Work to complete = Where a line holds "excretion", copy it.
* Start Supplied records *
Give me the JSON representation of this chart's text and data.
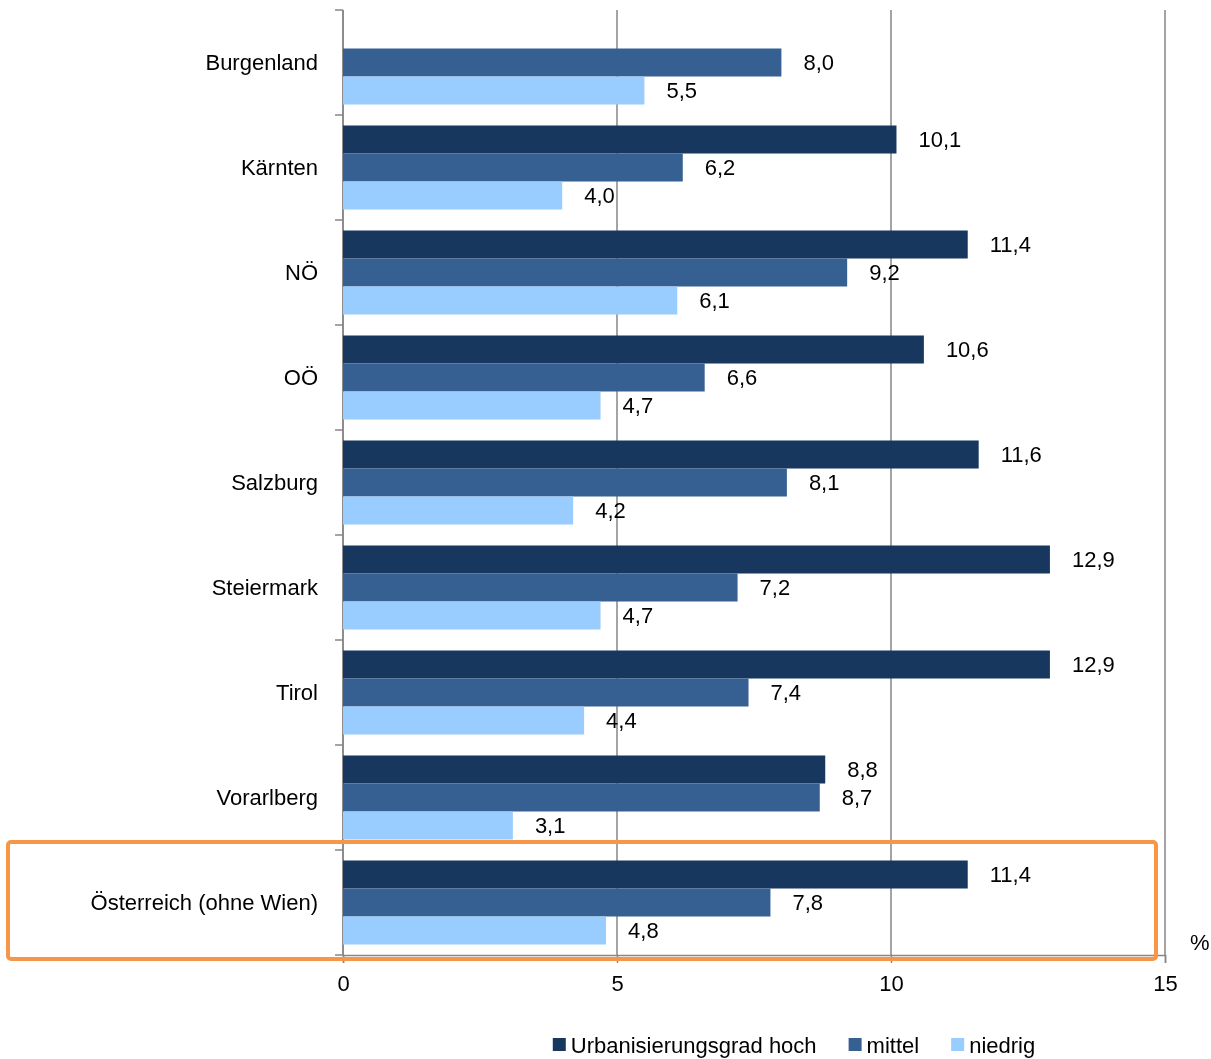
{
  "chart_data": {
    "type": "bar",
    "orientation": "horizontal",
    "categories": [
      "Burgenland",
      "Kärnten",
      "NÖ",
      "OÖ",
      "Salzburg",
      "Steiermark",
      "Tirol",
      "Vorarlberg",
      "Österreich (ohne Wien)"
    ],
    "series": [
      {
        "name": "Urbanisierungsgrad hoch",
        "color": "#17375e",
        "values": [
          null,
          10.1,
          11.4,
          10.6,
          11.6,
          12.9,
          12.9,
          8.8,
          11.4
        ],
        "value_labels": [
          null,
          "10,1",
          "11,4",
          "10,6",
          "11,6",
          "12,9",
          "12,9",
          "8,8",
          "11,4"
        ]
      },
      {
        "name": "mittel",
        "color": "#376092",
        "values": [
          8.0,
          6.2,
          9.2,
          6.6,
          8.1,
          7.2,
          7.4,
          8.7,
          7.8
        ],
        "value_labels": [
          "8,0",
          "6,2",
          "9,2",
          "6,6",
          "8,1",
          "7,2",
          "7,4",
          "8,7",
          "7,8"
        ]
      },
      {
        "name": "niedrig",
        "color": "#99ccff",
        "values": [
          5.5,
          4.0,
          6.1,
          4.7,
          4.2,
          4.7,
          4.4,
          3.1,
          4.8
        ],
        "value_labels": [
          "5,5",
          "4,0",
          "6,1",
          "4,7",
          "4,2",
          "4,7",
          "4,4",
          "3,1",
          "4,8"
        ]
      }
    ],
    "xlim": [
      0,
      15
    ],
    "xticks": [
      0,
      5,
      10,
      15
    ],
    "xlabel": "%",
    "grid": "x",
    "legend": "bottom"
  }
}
* End Supplied records *
* Start Supplied records *
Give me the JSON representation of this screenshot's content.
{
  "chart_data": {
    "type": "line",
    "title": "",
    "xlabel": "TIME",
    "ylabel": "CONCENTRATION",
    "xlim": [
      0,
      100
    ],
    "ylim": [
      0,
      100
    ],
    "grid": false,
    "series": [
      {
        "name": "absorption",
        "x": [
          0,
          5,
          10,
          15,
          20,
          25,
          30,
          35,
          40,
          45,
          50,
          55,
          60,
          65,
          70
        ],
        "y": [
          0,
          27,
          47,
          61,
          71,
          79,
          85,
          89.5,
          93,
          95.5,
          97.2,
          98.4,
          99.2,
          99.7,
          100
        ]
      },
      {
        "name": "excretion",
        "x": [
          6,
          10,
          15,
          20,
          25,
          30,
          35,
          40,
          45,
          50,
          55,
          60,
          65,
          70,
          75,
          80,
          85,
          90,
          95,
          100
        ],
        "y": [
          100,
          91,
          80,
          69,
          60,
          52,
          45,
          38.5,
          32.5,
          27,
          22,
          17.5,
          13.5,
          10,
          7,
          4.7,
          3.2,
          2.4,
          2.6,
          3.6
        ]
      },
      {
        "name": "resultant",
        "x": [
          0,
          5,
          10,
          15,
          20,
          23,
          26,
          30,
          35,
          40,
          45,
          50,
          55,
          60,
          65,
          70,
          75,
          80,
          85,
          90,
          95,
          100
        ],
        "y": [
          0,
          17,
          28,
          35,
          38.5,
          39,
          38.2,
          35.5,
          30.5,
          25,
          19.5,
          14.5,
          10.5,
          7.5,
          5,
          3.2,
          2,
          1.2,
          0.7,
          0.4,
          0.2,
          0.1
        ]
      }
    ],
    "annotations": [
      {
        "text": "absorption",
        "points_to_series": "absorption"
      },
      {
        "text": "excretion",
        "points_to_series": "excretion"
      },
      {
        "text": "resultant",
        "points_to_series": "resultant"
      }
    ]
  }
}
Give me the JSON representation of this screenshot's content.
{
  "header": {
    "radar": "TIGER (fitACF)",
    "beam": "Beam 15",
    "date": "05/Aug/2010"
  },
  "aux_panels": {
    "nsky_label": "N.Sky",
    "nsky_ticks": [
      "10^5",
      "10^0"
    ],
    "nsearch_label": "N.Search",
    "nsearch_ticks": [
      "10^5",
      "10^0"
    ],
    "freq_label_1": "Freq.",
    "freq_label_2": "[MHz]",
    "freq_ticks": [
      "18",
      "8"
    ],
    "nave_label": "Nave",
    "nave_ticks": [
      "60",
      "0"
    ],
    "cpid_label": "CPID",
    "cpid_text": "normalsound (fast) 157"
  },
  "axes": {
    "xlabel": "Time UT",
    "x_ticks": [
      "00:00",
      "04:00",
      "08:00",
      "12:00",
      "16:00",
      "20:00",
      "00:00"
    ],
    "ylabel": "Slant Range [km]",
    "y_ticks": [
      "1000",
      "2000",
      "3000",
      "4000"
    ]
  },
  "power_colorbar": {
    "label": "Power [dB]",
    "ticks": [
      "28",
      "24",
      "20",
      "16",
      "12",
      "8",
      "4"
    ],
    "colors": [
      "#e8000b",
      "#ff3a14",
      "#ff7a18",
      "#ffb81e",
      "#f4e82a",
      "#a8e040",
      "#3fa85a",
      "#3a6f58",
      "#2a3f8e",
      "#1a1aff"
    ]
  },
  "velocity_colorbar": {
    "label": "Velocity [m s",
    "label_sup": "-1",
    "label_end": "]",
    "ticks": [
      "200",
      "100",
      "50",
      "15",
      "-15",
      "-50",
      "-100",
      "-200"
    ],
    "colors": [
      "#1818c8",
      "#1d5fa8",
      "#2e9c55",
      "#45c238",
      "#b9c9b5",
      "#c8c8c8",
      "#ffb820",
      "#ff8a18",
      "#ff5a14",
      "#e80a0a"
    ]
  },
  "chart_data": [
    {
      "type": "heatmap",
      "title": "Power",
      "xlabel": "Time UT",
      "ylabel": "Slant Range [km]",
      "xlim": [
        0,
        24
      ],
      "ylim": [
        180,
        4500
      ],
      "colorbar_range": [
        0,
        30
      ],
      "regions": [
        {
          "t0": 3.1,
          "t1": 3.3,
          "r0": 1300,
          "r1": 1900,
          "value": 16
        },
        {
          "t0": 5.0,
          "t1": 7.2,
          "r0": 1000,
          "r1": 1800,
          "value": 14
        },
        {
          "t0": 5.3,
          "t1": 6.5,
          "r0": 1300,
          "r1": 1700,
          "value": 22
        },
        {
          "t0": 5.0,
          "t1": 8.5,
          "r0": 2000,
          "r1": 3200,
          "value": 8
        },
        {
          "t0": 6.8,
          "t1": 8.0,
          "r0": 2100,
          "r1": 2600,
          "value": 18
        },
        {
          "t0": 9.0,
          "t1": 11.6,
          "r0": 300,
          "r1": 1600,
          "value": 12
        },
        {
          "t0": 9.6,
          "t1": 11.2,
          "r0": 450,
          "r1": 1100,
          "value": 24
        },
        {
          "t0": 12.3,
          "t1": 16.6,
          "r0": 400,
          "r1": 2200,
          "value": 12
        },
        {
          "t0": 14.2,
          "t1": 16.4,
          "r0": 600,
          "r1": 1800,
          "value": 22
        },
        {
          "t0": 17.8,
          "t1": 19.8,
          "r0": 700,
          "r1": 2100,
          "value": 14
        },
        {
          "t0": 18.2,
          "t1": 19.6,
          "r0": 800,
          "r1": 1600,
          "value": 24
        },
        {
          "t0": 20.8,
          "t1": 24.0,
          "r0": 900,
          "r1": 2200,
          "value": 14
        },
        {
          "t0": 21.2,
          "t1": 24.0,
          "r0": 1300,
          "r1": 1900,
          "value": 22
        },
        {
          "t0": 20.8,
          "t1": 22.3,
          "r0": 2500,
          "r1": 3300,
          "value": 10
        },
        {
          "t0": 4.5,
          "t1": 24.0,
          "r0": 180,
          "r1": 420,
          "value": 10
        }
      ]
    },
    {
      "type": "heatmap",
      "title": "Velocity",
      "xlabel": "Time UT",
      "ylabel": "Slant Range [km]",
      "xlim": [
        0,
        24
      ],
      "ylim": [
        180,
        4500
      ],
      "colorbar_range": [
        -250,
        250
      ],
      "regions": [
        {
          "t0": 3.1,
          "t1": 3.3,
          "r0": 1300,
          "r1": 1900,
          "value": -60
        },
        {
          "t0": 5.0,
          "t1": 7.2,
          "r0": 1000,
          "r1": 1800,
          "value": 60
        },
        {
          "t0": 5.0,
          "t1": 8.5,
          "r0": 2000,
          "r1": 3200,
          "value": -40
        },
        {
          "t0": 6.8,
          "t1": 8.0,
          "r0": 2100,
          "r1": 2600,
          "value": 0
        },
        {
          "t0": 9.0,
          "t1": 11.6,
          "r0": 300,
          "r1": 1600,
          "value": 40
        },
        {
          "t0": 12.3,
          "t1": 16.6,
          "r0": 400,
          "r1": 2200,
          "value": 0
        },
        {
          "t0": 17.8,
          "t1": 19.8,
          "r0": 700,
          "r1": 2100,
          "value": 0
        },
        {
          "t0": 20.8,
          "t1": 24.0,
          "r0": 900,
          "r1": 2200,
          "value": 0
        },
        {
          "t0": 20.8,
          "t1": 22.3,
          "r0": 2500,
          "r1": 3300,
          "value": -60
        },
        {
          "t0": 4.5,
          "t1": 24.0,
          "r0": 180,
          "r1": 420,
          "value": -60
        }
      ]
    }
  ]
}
* End Supplied records *
Answer to this exercise =
        "name": "excretion",
        "text": "excretion",
        "points_to_series": "excretion"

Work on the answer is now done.